■ WHAT IS BEING ASKED ■
Read the lines that follow and pick out every one containing the word "logo".
— start DATA FOR PROCESSING —
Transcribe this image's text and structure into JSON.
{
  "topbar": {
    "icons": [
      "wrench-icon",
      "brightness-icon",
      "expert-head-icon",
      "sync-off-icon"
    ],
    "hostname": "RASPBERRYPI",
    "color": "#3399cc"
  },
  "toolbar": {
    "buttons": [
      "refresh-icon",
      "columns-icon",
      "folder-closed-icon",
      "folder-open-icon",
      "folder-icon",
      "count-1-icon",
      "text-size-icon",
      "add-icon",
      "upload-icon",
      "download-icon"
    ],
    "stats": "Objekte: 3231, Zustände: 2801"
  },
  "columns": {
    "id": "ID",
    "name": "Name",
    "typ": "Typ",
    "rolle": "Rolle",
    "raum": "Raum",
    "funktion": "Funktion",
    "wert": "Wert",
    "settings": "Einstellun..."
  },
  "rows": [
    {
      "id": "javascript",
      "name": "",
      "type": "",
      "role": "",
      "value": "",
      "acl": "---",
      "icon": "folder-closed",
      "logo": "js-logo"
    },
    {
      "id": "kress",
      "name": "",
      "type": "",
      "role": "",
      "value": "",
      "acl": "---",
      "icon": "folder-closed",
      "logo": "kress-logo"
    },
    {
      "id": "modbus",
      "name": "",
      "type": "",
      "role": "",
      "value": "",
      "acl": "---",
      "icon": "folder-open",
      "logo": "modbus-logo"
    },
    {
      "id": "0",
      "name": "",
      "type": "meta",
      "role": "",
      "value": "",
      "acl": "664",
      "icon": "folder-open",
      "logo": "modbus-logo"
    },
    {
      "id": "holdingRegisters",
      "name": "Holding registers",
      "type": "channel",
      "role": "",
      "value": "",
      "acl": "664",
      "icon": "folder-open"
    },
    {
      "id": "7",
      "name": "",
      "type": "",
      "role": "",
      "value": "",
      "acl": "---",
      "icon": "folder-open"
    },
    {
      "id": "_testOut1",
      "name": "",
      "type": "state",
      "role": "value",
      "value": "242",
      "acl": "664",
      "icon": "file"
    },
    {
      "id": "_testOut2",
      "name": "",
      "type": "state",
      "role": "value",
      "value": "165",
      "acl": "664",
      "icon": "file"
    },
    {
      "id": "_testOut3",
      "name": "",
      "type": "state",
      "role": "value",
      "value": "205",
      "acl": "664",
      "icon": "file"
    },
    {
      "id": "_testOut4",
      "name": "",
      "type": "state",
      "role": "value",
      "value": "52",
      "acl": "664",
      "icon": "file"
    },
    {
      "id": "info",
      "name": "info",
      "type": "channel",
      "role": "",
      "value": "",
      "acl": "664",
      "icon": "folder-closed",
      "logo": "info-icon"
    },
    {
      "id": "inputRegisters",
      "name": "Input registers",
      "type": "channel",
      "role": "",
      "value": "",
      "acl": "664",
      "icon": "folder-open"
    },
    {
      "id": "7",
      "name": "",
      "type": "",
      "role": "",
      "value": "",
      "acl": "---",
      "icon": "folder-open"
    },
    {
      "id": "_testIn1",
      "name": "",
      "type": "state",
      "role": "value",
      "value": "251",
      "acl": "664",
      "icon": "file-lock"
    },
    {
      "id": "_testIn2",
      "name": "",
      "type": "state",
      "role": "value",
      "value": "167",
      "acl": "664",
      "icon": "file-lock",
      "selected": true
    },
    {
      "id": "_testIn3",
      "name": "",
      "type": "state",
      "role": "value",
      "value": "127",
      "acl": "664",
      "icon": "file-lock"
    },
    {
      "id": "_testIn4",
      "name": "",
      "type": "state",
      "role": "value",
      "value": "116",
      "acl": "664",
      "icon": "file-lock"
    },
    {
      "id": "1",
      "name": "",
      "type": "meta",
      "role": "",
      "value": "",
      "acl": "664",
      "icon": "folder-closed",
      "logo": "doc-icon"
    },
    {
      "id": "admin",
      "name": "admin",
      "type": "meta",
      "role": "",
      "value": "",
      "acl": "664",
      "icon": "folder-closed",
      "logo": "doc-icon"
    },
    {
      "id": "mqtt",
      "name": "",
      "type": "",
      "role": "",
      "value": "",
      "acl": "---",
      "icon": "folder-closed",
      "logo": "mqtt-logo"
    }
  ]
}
— end DATA FOR PROCESSING —
■ CORRECT RESULT ■
      "logo": "js-logo"
      "logo": "kress-logo"
      "logo": "modbus-logo"
      "logo": "modbus-logo"
      "logo": "info-icon"
      "logo": "doc-icon"
      "logo": "doc-icon"
      "logo": "mqtt-logo"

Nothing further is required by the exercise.